* Goal: Using the data below, copy each line that includes the word "Sensors".
* BEGIN Record extracts *
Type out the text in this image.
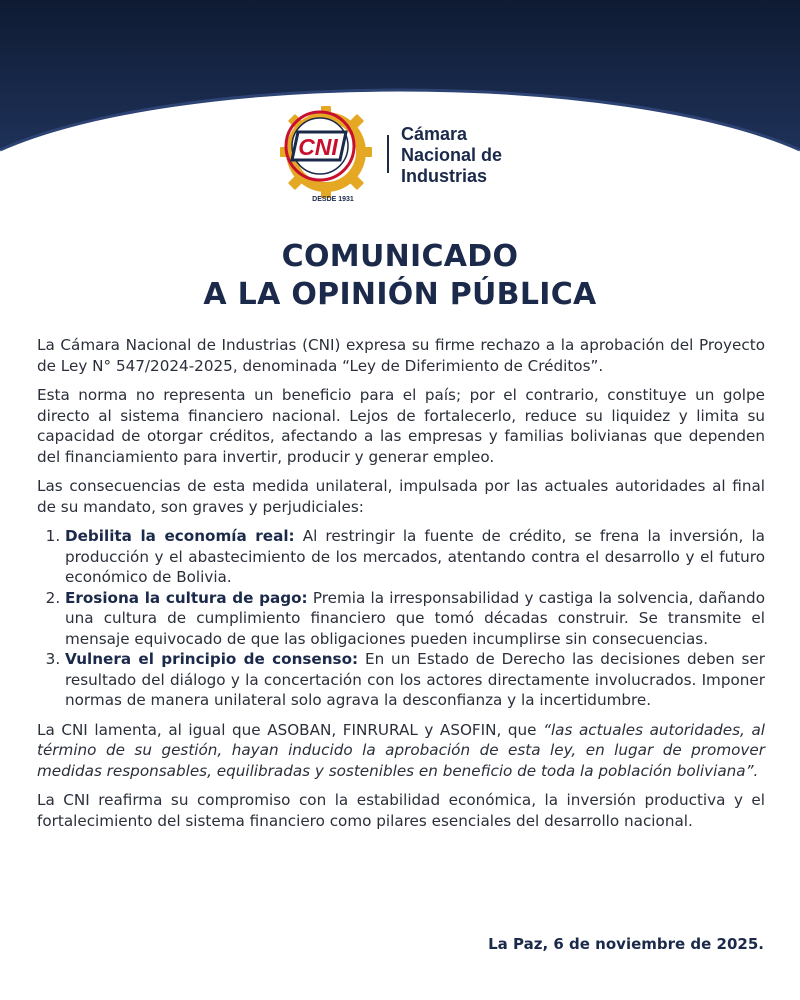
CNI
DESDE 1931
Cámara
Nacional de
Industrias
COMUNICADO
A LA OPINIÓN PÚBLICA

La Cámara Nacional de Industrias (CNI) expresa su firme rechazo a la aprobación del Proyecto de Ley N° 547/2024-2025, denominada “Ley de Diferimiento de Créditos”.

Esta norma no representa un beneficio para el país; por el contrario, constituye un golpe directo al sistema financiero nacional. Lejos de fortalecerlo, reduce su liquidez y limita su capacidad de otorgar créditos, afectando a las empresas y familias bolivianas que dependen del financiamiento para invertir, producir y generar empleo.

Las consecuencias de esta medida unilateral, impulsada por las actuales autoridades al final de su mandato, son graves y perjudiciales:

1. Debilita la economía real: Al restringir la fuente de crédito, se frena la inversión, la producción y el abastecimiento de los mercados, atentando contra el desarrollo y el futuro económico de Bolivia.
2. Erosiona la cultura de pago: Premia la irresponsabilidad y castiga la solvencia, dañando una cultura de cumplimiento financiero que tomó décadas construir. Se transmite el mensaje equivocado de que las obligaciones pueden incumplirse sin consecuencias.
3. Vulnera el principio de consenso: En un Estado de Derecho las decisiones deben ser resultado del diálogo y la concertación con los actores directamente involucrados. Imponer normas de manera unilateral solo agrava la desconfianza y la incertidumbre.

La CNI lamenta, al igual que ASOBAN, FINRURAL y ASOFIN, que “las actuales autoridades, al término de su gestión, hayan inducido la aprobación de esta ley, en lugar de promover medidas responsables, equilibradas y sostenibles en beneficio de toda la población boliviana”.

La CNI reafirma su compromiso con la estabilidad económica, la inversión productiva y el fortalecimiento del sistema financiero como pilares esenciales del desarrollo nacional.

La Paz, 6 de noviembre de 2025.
* END Record extracts *
* BEGIN Record extracts *
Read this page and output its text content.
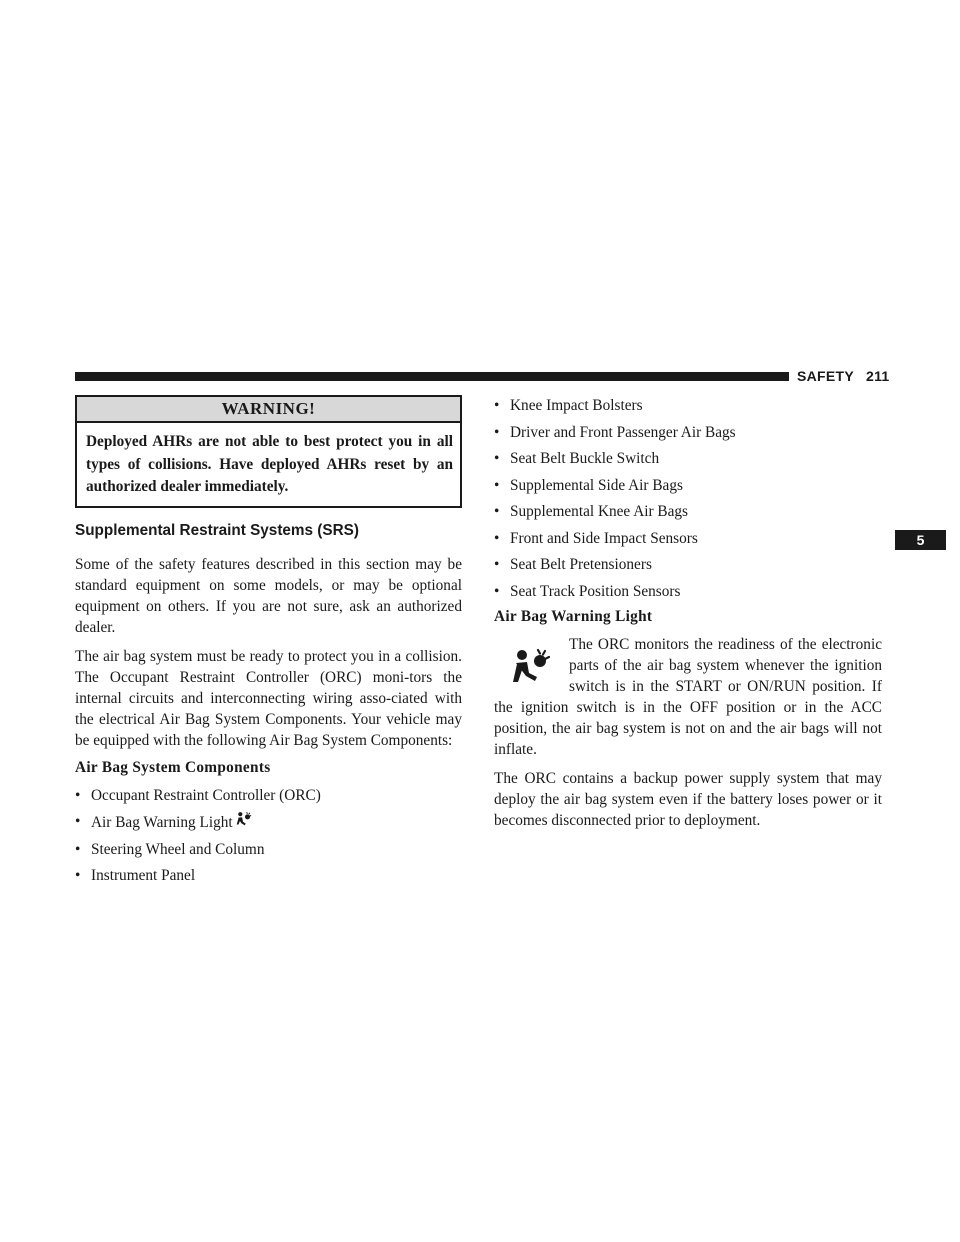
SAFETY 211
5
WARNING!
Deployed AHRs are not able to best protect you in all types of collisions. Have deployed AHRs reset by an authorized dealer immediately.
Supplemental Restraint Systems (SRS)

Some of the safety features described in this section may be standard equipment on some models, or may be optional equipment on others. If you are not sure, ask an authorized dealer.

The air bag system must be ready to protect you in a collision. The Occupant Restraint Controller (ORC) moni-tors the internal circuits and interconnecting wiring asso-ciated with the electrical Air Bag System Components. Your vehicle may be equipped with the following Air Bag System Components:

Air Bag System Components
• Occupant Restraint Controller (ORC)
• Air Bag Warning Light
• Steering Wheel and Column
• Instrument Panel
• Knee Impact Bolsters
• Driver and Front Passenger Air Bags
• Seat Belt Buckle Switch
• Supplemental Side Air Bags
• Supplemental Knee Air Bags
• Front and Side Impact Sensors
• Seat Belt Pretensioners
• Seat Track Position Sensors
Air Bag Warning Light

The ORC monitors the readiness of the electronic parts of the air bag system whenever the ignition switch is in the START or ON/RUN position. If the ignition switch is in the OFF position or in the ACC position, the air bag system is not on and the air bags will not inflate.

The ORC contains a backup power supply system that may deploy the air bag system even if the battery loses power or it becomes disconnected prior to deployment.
* END Record extracts *
* Output of the exercise:
• Front and Side Impact Sensors
• Seat Track Position Sensors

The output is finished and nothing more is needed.